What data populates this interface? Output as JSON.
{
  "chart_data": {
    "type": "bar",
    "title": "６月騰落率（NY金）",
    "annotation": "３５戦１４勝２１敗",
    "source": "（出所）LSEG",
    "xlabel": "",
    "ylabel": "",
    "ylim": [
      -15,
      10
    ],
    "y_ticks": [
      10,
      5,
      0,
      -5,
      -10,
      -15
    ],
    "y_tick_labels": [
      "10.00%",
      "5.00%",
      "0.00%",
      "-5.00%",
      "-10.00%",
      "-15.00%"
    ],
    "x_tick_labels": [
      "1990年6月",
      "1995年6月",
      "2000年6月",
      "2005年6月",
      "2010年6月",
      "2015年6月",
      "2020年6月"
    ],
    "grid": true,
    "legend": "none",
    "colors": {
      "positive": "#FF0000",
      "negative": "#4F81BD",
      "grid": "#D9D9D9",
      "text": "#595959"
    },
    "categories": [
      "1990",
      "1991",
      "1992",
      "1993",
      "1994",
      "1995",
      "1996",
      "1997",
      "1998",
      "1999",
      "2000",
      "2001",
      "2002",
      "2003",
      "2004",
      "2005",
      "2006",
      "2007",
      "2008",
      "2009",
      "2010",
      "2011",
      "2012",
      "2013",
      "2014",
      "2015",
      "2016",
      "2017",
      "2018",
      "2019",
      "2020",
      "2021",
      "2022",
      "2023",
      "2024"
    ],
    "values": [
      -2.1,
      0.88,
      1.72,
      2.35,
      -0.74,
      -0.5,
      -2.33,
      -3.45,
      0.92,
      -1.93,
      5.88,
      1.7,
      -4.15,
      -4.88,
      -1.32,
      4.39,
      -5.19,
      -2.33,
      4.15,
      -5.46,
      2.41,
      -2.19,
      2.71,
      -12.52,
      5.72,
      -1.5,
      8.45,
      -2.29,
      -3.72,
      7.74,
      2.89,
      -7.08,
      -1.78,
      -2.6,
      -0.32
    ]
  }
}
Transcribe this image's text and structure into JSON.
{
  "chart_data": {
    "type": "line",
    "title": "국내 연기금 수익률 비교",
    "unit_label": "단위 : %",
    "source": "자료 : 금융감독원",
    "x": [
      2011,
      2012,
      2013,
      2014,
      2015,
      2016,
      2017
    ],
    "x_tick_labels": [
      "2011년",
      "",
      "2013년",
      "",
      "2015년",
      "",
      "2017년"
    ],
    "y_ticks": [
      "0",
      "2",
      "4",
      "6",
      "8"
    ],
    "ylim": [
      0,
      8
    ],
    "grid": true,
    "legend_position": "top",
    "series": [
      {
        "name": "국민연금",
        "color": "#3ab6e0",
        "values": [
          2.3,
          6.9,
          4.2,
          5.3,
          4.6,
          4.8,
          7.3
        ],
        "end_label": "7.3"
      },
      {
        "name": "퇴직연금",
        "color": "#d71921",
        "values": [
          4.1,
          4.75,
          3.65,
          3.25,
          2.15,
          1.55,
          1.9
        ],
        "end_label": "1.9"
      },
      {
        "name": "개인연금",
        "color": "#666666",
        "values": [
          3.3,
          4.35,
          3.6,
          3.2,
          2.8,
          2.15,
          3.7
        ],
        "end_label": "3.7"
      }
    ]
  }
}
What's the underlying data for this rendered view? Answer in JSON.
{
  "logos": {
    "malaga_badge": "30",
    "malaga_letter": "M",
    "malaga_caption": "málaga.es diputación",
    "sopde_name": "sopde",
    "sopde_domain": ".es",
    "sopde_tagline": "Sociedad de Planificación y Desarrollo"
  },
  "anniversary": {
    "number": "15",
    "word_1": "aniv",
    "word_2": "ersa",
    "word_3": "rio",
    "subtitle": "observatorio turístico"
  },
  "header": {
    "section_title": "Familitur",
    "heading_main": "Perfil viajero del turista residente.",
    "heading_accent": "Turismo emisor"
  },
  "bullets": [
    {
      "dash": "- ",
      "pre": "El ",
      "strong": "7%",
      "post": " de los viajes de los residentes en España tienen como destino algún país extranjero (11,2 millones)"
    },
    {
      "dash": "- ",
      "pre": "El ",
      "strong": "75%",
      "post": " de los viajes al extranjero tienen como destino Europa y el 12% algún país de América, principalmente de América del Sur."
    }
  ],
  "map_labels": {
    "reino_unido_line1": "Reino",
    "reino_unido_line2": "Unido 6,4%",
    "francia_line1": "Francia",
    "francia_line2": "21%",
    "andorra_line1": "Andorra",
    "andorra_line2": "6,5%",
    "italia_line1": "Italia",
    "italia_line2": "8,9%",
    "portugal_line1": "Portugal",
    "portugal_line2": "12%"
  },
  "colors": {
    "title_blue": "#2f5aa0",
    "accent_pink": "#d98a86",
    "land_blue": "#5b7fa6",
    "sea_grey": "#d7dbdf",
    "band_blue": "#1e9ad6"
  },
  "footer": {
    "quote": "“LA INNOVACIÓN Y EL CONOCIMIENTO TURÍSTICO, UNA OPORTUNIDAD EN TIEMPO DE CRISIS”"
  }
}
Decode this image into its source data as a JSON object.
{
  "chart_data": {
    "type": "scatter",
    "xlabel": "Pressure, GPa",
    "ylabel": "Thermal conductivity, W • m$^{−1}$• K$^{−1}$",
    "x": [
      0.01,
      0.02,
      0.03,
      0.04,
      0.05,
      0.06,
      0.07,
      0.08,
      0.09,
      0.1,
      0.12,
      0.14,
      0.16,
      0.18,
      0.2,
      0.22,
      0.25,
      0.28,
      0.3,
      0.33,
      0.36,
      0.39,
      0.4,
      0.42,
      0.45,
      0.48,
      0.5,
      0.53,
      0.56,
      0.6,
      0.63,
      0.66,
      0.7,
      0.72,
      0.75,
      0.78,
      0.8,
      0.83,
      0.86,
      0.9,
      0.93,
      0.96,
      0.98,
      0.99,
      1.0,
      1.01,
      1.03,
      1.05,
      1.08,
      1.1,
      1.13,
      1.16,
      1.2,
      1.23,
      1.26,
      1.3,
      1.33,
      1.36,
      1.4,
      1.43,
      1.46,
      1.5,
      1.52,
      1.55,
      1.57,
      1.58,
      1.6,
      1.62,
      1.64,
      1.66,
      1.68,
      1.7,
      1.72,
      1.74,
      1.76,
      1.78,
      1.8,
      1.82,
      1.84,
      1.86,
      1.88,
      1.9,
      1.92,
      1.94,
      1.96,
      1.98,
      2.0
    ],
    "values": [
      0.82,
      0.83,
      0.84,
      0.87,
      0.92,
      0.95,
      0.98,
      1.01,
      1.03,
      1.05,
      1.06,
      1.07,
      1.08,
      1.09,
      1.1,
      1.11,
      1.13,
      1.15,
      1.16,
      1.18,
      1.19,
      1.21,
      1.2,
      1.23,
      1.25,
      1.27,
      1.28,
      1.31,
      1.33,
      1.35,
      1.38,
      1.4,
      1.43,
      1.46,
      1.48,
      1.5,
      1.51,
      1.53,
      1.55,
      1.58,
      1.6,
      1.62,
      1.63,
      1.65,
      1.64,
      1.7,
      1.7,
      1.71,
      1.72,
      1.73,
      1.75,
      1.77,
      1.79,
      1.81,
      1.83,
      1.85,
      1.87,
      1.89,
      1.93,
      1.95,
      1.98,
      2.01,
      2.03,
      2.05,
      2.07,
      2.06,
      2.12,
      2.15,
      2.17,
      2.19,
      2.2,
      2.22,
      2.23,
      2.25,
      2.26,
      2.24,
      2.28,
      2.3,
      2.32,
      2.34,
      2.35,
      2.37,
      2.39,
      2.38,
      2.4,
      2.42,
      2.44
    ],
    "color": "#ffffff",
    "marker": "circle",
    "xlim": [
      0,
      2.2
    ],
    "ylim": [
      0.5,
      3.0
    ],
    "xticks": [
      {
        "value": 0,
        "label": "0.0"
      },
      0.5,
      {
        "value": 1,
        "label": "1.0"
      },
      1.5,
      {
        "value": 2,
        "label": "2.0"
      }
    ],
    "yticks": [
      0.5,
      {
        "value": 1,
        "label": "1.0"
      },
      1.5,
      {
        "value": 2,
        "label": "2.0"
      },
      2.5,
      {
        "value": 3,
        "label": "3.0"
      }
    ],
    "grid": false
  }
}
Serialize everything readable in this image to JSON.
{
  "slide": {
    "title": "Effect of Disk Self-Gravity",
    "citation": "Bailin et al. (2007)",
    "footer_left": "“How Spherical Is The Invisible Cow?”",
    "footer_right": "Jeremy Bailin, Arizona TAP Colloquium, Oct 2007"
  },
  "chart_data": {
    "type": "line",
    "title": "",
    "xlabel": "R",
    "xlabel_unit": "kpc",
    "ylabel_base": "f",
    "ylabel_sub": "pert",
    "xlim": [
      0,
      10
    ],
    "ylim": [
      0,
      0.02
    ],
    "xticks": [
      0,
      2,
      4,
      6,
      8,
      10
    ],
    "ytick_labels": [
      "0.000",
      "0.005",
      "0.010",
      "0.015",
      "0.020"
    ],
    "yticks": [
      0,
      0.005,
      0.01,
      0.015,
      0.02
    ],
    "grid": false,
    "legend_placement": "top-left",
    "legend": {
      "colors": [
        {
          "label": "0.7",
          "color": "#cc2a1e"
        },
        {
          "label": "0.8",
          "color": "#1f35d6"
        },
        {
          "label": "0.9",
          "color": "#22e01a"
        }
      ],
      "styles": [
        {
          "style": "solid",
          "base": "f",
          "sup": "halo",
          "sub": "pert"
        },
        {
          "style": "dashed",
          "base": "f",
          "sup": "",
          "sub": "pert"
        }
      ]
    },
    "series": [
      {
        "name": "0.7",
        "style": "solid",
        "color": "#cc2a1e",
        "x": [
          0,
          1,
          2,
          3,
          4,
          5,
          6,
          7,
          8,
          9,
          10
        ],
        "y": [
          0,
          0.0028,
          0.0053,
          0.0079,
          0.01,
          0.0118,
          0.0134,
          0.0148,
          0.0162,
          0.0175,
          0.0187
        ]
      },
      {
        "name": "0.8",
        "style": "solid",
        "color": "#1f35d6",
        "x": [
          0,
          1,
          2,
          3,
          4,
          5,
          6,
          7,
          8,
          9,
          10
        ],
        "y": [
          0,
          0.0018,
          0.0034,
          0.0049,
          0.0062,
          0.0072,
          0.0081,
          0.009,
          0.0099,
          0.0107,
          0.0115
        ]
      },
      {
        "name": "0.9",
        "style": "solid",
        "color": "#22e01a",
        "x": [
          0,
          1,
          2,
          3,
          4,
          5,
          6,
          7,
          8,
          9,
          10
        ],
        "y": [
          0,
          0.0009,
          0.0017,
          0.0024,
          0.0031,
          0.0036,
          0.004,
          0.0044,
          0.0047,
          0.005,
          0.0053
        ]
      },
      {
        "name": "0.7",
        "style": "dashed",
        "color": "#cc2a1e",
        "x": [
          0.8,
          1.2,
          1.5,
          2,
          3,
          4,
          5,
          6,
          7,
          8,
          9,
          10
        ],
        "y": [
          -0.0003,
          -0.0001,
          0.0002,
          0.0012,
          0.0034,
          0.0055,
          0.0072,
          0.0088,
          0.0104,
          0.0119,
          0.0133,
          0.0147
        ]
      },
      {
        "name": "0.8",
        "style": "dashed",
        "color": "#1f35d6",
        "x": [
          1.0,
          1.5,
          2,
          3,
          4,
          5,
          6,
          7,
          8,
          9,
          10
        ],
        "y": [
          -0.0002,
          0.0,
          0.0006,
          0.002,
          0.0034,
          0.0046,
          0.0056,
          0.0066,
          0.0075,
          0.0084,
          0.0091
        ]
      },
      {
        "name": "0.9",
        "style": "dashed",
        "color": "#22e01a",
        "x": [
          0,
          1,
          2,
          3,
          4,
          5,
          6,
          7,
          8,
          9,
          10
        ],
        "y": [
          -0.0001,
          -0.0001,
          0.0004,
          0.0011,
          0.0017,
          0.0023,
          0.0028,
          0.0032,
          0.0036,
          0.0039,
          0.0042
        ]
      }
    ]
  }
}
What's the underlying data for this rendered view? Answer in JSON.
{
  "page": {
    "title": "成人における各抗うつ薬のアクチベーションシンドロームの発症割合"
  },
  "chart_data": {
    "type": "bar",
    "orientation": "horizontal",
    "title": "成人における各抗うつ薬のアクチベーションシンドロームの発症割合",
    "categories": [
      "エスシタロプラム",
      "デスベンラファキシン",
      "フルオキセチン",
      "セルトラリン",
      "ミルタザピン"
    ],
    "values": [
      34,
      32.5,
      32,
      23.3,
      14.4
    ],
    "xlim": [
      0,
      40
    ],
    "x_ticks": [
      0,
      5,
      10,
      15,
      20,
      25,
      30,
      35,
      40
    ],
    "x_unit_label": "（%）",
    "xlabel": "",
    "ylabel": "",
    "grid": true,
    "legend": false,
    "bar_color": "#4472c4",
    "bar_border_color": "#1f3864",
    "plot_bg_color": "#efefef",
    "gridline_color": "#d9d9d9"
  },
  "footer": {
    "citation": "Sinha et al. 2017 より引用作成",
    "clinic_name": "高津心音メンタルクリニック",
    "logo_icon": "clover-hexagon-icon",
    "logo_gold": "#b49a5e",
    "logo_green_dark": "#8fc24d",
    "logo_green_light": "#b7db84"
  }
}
________
**WRITTEN PROBLEM**
Give only the number of lines in the material above that hold the word "país".

**COMPLETE RESPONSE**
2